_WHAT IS BEING ASKED_
Reproduce each of the lines word for word.

_INPUT_
════════

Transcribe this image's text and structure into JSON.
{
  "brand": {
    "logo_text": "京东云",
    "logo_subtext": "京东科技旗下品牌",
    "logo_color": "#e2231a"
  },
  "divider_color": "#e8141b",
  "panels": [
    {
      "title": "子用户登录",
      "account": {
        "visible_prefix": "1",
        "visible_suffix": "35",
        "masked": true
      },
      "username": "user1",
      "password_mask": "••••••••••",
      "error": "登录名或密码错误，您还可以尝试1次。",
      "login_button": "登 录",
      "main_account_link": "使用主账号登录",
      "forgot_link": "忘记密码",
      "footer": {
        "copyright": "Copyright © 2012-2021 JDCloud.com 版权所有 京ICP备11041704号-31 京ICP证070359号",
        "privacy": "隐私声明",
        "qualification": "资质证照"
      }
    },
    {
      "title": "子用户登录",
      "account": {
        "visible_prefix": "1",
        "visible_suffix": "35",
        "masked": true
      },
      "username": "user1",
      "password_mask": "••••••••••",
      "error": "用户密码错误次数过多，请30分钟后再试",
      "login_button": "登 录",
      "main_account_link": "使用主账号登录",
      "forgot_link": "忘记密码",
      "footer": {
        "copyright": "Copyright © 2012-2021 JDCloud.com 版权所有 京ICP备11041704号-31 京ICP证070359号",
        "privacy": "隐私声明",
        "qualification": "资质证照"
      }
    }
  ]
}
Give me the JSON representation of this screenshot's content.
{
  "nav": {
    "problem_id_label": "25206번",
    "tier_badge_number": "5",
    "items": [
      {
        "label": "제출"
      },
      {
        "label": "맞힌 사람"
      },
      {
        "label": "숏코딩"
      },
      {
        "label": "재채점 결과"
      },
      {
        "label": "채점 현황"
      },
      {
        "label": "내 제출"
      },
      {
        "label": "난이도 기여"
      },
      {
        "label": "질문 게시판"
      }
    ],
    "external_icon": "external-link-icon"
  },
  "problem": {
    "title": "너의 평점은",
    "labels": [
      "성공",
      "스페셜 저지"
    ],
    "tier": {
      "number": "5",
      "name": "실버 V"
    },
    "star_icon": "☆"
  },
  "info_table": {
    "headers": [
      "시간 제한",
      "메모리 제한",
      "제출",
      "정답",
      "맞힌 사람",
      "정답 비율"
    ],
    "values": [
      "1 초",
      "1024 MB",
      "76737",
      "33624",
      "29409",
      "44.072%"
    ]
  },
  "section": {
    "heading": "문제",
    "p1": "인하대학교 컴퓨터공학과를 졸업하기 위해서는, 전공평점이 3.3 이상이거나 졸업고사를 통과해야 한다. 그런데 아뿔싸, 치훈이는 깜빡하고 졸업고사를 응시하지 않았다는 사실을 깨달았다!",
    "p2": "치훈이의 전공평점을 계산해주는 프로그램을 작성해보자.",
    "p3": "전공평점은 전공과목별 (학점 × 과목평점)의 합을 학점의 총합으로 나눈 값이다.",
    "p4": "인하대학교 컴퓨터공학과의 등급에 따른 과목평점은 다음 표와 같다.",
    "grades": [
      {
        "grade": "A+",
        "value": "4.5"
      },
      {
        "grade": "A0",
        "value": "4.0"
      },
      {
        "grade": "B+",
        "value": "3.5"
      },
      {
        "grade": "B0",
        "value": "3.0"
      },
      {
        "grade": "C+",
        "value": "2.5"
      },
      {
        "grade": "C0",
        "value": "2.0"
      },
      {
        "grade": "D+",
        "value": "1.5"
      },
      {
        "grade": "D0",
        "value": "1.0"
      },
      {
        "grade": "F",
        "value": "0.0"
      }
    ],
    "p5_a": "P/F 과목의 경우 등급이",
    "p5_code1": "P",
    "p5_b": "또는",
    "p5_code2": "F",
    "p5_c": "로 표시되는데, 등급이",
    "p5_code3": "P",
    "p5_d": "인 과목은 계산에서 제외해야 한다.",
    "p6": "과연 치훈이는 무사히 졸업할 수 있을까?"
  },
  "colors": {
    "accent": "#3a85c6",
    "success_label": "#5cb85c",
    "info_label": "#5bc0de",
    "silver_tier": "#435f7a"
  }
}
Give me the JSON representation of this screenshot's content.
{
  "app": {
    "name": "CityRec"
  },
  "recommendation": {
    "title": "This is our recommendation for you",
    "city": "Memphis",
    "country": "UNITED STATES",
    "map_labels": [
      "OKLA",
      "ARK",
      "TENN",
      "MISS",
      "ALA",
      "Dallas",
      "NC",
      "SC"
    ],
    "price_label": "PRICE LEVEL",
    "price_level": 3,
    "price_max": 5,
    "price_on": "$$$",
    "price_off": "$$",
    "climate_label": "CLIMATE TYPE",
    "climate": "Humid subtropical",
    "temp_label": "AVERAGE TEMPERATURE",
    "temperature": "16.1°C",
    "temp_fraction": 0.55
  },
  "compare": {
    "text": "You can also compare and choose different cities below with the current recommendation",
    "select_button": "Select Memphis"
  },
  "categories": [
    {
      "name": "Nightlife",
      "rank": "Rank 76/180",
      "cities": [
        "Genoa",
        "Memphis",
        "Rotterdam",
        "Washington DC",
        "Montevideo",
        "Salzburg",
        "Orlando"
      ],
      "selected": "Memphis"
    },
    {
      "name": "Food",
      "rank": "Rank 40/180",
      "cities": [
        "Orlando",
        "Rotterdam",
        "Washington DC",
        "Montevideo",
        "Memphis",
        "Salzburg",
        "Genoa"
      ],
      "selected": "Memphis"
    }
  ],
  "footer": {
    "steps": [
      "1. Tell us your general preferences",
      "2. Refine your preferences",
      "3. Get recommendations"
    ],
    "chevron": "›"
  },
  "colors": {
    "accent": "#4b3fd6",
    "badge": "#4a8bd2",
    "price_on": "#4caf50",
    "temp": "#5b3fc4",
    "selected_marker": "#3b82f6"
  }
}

════════

_EXERCISE ANSWER_
Transcribe this image's text and structure into JSON.
{
  "brand": {
    "logo_text": "京东云",
    "logo_subtext": "京东科技旗下品牌",
    "logo_color": "#e2231a"
  },
  "divider_color": "#e8141b",
  "panels": [
    {
      "title": "子用户登录",
      "account": {
        "visible_prefix": "1",
        "visible_suffix": "35",
        "masked": true
      },
      "username": "user1",
      "password_mask": "••••••••••",
      "error": "登录名或密码错误，您还可以尝试1次。",
      "login_button": "登 录",
      "main_account_link": "使用主账号登录",
      "forgot_link": "忘记密码",
      "footer": {
        "copyright": "Copyright © 2012-2021 JDCloud.com 版权所有 京ICP备11041704号-31 京ICP证070359号",
        "privacy": "隐私声明",
        "qualification": "资质证照"
      }
    },
    {
      "title": "子用户登录",
      "account": {
        "visible_prefix": "1",
        "visible_suffix": "35",
        "masked": true
      },
      "username": "user1",
      "password_mask": "••••••••••",
      "error": "用户密码错误次数过多，请30分钟后再试",
      "login_button": "登 录",
      "main_account_link": "使用主账号登录",
      "forgot_link": "忘记密码",
      "footer": {
        "copyright": "Copyright © 2012-2021 JDCloud.com 版权所有 京ICP备11041704号-31 京ICP证070359号",
        "privacy": "隐私声明",
        "qualification": "资质证照"
      }
    }
  ]
}
Give me the JSON representation of this screenshot's content.
{
  "nav": {
    "problem_id_label": "25206번",
    "tier_badge_number": "5",
    "items": [
      {
        "label": "제출"
      },
      {
        "label": "맞힌 사람"
      },
      {
        "label": "숏코딩"
      },
      {
        "label": "재채점 결과"
      },
      {
        "label": "채점 현황"
      },
      {
        "label": "내 제출"
      },
      {
        "label": "난이도 기여"
      },
      {
        "label": "질문 게시판"
      }
    ],
    "external_icon": "external-link-icon"
  },
  "problem": {
    "title": "너의 평점은",
    "labels": [
      "성공",
      "스페셜 저지"
    ],
    "tier": {
      "number": "5",
      "name": "실버 V"
    },
    "star_icon": "☆"
  },
  "info_table": {
    "headers": [
      "시간 제한",
      "메모리 제한",
      "제출",
      "정답",
      "맞힌 사람",
      "정답 비율"
    ],
    "values": [
      "1 초",
      "1024 MB",
      "76737",
      "33624",
      "29409",
      "44.072%"
    ]
  },
  "section": {
    "heading": "문제",
    "p1": "인하대학교 컴퓨터공학과를 졸업하기 위해서는, 전공평점이 3.3 이상이거나 졸업고사를 통과해야 한다. 그런데 아뿔싸, 치훈이는 깜빡하고 졸업고사를 응시하지 않았다는 사실을 깨달았다!",
    "p2": "치훈이의 전공평점을 계산해주는 프로그램을 작성해보자.",
    "p3": "전공평점은 전공과목별 (학점 × 과목평점)의 합을 학점의 총합으로 나눈 값이다.",
    "p4": "인하대학교 컴퓨터공학과의 등급에 따른 과목평점은 다음 표와 같다.",
    "grades": [
      {
        "grade": "A+",
        "value": "4.5"
      },
      {
        "grade": "A0",
        "value": "4.0"
      },
      {
        "grade": "B+",
        "value": "3.5"
      },
      {
        "grade": "B0",
        "value": "3.0"
      },
      {
        "grade": "C+",
        "value": "2.5"
      },
      {
        "grade": "C0",
        "value": "2.0"
      },
      {
        "grade": "D+",
        "value": "1.5"
      },
      {
        "grade": "D0",
        "value": "1.0"
      },
      {
        "grade": "F",
        "value": "0.0"
      }
    ],
    "p5_a": "P/F 과목의 경우 등급이",
    "p5_code1": "P",
    "p5_b": "또는",
    "p5_code2": "F",
    "p5_c": "로 표시되는데, 등급이",
    "p5_code3": "P",
    "p5_d": "인 과목은 계산에서 제외해야 한다.",
    "p6": "과연 치훈이는 무사히 졸업할 수 있을까?"
  },
  "colors": {
    "accent": "#3a85c6",
    "success_label": "#5cb85c",
    "info_label": "#5bc0de",
    "silver_tier": "#435f7a"
  }
}
Give me the JSON representation of this screenshot's content.
{
  "app": {
    "name": "CityRec"
  },
  "recommendation": {
    "title": "This is our recommendation for you",
    "city": "Memphis",
    "country": "UNITED STATES",
    "map_labels": [
      "OKLA",
      "ARK",
      "TENN",
      "MISS",
      "ALA",
      "Dallas",
      "NC",
      "SC"
    ],
    "price_label": "PRICE LEVEL",
    "price_level": 3,
    "price_max": 5,
    "price_on": "$$$",
    "price_off": "$$",
    "climate_label": "CLIMATE TYPE",
    "climate": "Humid subtropical",
    "temp_label": "AVERAGE TEMPERATURE",
    "temperature": "16.1°C",
    "temp_fraction": 0.55
  },
  "compare": {
    "text": "You can also compare and choose different cities below with the current recommendation",
    "select_button": "Select Memphis"
  },
  "categories": [
    {
      "name": "Nightlife",
      "rank": "Rank 76/180",
      "cities": [
        "Genoa",
        "Memphis",
        "Rotterdam",
        "Washington DC",
        "Montevideo",
        "Salzburg",
        "Orlando"
      ],
      "selected": "Memphis"
    },
    {
      "name": "Food",
      "rank": "Rank 40/180",
      "cities": [
        "Orlando",
        "Rotterdam",
        "Washington DC",
        "Montevideo",
        "Memphis",
        "Salzburg",
        "Genoa"
      ],
      "selected": "Memphis"
    }
  ],
  "footer": {
    "steps": [
      "1. Tell us your general preferences",
      "2. Refine your preferences",
      "3. Get recommendations"
    ],
    "chevron": "›"
  },
  "colors": {
    "accent": "#4b3fd6",
    "badge": "#4a8bd2",
    "price_on": "#4caf50",
    "temp": "#5b3fc4",
    "selected_marker": "#3b82f6"
  }
}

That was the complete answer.